REQUIREMENTS
Using the records below, give the number of lines where the word "structured" appears, with no further output.

^^^^

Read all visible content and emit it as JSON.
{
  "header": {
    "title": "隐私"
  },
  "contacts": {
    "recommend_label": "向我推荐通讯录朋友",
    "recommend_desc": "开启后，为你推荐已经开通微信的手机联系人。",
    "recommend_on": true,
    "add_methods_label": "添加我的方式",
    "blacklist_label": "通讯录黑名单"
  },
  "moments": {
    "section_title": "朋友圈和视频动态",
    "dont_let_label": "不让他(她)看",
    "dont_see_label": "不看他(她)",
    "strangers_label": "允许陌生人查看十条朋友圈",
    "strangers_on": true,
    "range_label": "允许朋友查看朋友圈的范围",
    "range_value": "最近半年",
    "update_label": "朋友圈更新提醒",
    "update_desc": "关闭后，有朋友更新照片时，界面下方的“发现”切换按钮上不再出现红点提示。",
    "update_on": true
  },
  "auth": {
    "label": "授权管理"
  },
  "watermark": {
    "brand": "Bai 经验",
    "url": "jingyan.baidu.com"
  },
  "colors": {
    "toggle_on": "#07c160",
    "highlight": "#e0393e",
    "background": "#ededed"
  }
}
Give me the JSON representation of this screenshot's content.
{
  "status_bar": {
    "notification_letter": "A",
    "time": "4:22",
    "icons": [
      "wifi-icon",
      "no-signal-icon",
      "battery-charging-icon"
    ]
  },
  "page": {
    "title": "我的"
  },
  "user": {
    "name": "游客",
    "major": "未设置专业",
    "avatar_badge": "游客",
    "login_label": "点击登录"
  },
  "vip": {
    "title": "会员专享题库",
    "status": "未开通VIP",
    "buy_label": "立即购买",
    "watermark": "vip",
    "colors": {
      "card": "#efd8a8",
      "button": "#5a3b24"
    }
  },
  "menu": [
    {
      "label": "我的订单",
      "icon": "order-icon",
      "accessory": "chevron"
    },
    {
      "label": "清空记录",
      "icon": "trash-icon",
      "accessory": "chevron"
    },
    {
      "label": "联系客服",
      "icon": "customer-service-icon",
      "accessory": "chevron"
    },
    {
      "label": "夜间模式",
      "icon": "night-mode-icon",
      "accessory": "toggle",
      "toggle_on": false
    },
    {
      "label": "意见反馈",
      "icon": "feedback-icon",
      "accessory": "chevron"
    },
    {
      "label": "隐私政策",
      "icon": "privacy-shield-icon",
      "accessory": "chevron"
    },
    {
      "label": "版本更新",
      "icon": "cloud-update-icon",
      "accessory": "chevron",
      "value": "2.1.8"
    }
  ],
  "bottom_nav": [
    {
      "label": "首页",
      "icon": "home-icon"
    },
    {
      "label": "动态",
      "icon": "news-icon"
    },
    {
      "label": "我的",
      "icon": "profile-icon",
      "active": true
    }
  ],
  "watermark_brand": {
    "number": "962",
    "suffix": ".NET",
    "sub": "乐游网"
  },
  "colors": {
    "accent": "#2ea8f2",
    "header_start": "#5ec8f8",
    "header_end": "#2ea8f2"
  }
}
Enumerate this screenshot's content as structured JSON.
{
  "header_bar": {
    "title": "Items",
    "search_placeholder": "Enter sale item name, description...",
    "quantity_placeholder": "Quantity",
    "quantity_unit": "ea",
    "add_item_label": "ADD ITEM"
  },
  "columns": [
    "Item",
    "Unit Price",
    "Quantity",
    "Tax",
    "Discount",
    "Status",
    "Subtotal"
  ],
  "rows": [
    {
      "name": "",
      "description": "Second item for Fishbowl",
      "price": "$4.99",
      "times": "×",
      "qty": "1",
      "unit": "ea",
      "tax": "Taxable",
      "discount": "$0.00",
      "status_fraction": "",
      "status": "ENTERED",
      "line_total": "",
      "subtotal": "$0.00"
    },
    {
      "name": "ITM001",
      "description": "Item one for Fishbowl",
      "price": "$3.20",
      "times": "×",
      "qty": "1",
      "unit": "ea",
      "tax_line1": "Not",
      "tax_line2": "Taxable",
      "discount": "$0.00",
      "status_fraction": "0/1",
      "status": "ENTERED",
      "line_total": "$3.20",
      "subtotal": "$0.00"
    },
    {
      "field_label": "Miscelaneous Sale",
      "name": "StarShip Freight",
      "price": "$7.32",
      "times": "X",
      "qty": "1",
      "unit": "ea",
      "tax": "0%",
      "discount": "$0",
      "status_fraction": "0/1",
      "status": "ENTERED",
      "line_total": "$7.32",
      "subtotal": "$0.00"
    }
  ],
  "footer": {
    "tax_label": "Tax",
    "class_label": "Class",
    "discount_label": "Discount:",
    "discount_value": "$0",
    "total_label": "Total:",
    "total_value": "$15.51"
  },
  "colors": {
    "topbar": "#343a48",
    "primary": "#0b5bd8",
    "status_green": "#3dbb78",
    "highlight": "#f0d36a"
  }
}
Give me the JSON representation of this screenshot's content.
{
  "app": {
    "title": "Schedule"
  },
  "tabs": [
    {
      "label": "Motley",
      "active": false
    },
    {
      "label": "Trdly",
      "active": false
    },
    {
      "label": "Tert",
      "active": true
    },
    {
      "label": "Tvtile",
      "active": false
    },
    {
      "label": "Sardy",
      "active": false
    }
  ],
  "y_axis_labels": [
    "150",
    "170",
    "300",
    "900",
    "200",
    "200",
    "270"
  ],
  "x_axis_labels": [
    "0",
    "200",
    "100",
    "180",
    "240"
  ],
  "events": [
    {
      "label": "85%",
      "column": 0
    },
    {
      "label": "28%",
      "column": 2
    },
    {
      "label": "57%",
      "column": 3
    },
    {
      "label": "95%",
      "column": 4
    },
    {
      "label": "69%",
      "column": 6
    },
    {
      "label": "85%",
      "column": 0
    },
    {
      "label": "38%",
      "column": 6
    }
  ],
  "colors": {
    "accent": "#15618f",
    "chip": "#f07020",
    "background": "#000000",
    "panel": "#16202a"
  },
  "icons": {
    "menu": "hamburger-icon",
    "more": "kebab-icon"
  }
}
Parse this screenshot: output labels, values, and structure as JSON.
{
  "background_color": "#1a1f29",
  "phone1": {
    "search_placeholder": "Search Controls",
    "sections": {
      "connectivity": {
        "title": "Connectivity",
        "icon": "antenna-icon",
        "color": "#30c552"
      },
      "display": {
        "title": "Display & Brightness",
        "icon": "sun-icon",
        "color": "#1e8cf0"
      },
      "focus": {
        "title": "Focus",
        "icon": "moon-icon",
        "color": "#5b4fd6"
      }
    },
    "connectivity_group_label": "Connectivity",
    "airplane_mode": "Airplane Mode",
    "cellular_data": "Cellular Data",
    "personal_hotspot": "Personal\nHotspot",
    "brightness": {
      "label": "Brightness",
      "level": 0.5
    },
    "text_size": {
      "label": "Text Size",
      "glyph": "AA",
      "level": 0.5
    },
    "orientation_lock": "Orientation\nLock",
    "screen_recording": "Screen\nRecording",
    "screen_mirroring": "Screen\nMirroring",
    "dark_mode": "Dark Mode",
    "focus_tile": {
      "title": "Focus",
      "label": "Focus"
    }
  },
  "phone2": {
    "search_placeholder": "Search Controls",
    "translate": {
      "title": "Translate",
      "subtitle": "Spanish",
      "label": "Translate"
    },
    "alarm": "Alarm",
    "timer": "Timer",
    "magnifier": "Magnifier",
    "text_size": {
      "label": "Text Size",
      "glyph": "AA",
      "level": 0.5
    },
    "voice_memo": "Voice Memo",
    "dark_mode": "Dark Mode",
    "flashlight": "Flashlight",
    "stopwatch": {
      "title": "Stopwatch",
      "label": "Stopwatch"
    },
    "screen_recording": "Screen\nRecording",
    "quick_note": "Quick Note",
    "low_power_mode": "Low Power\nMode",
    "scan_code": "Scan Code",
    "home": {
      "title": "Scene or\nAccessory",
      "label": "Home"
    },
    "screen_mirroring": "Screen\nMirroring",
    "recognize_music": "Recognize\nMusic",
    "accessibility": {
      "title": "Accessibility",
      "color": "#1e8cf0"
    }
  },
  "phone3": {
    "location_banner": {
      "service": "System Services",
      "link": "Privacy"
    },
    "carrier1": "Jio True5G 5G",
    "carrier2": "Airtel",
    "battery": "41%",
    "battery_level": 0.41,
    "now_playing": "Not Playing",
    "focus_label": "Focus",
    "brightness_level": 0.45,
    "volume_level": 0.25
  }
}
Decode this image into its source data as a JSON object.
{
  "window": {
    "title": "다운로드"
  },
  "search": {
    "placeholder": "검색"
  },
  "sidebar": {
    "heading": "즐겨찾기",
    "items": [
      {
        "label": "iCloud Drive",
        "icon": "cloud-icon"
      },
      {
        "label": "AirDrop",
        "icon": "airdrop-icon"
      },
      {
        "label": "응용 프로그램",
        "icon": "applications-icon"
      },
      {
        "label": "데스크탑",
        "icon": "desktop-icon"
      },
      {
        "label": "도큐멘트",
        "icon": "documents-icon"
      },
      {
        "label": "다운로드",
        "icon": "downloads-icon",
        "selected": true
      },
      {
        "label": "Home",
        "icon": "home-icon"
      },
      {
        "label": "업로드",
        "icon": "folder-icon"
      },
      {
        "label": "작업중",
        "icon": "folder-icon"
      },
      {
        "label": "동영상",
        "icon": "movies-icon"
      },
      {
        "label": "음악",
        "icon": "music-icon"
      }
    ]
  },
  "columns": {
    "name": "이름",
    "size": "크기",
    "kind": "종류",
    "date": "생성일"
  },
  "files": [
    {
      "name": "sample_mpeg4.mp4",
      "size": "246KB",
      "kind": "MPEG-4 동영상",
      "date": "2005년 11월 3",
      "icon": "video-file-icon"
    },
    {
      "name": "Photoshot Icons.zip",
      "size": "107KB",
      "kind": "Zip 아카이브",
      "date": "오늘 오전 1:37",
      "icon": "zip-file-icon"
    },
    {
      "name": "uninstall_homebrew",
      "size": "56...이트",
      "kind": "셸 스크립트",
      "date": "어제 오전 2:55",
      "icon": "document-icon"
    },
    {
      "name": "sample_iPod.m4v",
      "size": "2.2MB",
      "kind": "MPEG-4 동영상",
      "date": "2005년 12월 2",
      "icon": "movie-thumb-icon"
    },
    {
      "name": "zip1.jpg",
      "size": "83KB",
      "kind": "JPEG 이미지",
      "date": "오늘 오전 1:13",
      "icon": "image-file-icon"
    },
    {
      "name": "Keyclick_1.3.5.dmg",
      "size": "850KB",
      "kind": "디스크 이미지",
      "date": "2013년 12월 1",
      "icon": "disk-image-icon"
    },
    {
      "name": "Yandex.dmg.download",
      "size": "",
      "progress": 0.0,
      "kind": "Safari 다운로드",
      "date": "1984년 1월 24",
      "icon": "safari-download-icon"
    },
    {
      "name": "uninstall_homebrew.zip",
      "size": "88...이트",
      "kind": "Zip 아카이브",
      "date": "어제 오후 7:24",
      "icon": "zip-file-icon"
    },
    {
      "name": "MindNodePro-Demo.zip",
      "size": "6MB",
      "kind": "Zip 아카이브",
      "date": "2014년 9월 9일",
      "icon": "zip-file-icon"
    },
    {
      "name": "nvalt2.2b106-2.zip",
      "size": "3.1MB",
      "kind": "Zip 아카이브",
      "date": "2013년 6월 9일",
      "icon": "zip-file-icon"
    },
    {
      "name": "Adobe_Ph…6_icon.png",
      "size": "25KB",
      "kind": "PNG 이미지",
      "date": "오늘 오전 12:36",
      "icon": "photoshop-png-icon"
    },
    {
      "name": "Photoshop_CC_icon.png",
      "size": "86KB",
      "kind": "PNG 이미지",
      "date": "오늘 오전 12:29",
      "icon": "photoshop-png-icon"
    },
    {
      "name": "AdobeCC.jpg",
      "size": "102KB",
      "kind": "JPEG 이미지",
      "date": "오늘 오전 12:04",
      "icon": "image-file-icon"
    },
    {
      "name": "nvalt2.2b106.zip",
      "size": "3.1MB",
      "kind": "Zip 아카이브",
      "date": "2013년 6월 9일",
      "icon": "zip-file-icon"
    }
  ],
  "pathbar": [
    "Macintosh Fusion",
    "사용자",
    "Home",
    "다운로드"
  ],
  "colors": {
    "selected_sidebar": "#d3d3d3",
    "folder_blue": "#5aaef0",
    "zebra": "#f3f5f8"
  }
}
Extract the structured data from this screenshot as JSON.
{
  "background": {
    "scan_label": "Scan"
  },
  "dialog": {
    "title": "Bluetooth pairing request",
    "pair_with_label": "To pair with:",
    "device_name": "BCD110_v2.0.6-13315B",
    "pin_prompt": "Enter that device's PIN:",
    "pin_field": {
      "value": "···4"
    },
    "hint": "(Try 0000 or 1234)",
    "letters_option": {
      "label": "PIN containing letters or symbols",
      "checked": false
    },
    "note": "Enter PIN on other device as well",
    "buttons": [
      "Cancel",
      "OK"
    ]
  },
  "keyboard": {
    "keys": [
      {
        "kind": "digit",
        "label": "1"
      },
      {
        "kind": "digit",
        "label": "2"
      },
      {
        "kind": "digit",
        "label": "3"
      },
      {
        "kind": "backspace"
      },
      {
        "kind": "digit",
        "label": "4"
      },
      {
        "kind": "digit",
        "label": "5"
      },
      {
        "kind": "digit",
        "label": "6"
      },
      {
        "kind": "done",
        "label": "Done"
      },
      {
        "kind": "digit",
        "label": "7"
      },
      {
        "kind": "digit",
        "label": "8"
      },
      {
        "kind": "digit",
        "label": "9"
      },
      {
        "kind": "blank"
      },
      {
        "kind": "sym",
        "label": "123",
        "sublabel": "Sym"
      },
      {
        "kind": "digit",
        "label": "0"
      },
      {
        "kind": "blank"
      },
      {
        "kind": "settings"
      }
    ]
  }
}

^^^^

COMPLETE OUTPUT
2